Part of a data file
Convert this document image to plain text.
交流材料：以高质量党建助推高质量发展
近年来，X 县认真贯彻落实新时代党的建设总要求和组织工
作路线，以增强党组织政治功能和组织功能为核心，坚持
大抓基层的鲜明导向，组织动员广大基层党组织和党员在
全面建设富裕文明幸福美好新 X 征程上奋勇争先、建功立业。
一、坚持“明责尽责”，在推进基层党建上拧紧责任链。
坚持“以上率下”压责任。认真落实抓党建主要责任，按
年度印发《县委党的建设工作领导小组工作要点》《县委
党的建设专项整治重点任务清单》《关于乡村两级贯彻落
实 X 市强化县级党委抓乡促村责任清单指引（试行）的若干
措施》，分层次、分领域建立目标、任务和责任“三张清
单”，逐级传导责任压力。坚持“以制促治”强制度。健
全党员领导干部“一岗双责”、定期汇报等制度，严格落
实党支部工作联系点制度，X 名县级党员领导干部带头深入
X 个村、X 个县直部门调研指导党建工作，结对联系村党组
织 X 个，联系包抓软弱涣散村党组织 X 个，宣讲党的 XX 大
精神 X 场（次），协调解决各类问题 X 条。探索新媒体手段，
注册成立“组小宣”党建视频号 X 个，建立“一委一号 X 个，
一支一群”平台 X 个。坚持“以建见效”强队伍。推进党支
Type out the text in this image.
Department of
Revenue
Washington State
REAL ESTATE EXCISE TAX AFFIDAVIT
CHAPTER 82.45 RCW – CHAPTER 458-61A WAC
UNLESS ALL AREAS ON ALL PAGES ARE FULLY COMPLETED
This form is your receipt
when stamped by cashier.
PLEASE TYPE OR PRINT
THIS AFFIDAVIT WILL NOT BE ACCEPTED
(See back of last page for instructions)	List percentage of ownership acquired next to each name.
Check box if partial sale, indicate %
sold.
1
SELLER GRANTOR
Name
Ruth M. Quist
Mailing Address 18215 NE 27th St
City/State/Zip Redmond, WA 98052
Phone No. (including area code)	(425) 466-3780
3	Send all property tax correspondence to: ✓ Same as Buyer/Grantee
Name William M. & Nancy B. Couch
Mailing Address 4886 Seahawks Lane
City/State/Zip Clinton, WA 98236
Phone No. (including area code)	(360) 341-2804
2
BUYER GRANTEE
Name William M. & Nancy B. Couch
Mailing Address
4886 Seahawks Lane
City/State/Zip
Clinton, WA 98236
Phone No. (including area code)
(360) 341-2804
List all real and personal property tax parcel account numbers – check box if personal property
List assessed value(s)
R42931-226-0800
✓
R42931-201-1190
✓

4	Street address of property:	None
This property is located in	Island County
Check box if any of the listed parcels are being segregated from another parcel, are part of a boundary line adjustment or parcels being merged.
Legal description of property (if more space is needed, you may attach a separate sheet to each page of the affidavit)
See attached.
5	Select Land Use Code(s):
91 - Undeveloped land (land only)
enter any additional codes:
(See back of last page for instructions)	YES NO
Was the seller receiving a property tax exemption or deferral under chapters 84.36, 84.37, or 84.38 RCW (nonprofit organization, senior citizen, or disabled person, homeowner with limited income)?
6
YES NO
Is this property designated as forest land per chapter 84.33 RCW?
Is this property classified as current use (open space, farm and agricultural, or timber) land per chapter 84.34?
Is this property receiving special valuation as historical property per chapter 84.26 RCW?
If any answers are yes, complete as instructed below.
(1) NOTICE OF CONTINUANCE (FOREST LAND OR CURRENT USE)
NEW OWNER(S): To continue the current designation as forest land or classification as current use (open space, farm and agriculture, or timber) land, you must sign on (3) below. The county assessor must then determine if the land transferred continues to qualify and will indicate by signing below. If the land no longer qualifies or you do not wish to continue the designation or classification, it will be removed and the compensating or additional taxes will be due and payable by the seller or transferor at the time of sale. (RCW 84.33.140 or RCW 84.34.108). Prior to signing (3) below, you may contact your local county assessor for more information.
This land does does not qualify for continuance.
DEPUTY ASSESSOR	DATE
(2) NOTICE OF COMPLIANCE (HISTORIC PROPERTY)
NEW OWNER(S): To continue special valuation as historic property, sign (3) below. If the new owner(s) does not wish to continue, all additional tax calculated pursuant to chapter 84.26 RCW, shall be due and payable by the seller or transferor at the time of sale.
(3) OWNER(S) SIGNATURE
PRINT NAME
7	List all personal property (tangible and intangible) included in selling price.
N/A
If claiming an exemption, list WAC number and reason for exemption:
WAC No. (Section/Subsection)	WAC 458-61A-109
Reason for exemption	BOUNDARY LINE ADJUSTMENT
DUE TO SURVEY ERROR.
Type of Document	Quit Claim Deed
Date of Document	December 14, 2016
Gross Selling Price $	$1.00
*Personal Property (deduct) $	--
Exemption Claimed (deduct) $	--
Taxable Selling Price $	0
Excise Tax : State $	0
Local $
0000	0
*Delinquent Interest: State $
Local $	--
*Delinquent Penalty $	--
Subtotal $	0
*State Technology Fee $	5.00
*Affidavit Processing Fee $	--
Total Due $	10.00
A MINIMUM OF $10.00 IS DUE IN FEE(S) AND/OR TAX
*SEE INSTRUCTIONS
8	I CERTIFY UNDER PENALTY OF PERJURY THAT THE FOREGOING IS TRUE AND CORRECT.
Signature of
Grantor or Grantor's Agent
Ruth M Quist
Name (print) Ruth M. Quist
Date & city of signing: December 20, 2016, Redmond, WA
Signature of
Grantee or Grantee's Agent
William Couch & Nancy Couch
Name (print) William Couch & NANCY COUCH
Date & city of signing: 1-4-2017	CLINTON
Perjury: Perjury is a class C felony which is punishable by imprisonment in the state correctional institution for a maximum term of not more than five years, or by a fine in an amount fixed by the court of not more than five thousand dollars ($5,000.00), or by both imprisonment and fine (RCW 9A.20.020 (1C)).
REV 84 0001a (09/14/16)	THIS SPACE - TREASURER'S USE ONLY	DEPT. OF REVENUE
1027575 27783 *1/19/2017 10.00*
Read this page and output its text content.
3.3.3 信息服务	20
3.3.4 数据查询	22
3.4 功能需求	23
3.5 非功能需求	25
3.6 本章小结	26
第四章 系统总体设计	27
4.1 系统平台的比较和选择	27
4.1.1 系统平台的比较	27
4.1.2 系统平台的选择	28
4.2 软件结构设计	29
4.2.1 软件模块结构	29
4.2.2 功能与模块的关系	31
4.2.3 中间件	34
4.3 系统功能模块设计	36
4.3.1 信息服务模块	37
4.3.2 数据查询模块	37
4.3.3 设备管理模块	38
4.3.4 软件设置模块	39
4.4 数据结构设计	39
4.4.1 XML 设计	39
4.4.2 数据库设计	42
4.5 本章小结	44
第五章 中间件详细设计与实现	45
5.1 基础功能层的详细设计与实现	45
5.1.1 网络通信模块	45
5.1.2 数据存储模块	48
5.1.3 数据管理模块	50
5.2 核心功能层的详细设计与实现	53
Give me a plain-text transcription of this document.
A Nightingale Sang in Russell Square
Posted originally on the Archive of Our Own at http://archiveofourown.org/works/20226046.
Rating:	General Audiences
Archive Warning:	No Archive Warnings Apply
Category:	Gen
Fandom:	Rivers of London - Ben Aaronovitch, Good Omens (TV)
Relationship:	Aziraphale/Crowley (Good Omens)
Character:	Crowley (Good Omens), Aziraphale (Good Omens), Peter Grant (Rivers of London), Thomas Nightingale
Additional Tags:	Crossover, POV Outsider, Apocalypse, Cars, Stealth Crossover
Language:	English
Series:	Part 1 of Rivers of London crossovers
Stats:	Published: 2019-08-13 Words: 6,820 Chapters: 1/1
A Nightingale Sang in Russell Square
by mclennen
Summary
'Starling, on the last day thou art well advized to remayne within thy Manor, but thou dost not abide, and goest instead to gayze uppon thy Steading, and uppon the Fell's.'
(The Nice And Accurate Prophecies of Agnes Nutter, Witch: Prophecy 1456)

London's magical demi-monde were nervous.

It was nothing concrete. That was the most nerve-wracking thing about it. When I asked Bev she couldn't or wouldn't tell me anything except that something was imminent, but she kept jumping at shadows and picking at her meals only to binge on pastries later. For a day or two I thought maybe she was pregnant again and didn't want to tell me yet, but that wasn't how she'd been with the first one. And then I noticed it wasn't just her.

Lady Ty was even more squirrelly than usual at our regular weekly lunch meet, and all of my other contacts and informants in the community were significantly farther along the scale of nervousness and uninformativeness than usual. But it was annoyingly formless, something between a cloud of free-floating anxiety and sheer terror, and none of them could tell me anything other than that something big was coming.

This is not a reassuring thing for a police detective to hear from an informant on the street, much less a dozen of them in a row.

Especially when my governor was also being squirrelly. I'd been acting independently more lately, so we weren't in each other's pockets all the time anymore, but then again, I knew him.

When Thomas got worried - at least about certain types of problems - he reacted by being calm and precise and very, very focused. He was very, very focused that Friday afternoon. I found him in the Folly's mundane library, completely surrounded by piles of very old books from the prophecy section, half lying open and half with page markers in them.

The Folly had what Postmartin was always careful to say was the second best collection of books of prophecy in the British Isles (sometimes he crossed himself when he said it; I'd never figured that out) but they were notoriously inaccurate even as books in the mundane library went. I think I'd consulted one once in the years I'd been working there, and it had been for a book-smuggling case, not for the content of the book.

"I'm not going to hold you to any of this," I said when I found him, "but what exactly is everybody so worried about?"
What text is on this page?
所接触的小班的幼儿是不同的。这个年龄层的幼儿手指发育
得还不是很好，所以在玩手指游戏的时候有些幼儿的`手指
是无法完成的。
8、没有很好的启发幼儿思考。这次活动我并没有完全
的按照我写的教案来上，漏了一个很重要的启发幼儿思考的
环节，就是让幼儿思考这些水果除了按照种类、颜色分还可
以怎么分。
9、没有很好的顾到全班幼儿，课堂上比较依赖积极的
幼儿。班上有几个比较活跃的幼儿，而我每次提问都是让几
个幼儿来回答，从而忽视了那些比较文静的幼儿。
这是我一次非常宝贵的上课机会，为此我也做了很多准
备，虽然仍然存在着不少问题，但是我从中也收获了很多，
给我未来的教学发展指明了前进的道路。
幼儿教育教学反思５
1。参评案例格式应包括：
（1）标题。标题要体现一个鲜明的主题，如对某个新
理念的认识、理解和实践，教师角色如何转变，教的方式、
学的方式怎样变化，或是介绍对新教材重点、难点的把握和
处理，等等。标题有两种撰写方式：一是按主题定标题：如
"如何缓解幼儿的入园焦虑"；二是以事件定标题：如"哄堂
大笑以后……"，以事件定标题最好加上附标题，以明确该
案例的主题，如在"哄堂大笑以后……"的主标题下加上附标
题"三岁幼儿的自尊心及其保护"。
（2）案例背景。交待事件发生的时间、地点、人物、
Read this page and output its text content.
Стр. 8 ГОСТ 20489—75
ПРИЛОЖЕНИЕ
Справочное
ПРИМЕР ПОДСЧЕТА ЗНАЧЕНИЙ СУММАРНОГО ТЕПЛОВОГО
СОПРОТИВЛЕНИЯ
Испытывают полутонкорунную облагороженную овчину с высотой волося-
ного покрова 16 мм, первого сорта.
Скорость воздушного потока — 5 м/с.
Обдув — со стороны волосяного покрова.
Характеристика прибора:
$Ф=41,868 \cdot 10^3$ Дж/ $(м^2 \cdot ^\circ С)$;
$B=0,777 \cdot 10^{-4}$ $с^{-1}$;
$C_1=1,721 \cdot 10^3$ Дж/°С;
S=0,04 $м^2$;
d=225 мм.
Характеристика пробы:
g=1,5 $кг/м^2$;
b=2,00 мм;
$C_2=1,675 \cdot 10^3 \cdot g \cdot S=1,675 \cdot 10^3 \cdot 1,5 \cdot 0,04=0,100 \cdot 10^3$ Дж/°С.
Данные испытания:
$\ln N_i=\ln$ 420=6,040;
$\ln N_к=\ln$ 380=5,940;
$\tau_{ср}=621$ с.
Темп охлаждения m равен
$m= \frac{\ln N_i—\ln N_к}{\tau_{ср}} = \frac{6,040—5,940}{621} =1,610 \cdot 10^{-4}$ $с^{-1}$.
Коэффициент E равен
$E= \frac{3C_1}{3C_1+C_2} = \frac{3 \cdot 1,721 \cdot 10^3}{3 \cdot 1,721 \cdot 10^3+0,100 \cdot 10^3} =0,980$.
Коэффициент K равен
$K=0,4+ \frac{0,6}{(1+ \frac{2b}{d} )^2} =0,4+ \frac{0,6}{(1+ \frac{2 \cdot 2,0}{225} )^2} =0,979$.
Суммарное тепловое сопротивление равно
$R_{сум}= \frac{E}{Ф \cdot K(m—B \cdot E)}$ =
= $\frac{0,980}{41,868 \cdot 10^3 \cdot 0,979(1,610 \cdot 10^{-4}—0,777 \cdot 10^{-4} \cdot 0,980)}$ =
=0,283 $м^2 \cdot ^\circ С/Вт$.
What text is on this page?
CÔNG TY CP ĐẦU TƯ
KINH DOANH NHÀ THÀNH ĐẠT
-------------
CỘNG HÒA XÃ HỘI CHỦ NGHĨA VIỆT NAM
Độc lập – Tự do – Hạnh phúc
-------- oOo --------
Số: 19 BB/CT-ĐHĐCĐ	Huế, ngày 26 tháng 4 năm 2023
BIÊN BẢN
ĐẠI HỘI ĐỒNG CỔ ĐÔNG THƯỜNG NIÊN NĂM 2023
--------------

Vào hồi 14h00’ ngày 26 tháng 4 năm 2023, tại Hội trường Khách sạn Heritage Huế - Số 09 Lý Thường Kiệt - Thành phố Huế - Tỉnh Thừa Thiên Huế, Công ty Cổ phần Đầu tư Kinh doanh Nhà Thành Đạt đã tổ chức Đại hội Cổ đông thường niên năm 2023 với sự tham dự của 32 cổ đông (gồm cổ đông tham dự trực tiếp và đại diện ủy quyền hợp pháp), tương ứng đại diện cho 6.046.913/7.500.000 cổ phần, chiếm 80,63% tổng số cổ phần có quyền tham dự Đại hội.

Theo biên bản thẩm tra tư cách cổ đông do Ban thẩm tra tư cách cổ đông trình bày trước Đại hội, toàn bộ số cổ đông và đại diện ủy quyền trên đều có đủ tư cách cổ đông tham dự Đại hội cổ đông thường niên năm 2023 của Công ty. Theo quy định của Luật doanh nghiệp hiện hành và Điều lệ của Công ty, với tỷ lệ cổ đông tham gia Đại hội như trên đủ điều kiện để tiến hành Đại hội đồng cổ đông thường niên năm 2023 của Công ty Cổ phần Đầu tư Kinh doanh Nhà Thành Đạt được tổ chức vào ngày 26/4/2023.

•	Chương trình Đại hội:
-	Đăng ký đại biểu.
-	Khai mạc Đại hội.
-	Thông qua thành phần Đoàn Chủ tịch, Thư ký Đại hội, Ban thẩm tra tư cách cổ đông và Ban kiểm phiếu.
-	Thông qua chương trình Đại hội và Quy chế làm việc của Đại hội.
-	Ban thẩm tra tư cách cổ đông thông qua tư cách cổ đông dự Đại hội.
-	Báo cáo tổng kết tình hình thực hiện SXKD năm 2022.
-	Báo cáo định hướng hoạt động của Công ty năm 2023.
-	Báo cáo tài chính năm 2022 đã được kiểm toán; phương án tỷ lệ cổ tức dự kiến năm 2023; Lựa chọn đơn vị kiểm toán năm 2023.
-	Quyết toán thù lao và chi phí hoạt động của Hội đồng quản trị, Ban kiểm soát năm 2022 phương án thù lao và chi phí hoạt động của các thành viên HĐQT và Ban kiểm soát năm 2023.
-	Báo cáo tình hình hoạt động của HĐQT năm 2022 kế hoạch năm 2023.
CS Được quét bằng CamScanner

» Exercise brief: Which lines in the listing above hold the word "động"? Show each of them.

» Answer to the task:
-	Báo cáo định hướng hoạt động của Công ty năm 2023.
-	Quyết toán thù lao và chi phí hoạt động của Hội đồng quản trị, Ban kiểm soát năm 2022 phương án thù lao và chi phí hoạt động của các thành viên HĐQT và Ban kiểm soát năm 2023.
-	Báo cáo tình hình hoạt động của HĐQT năm 2022 kế hoạch năm 2023.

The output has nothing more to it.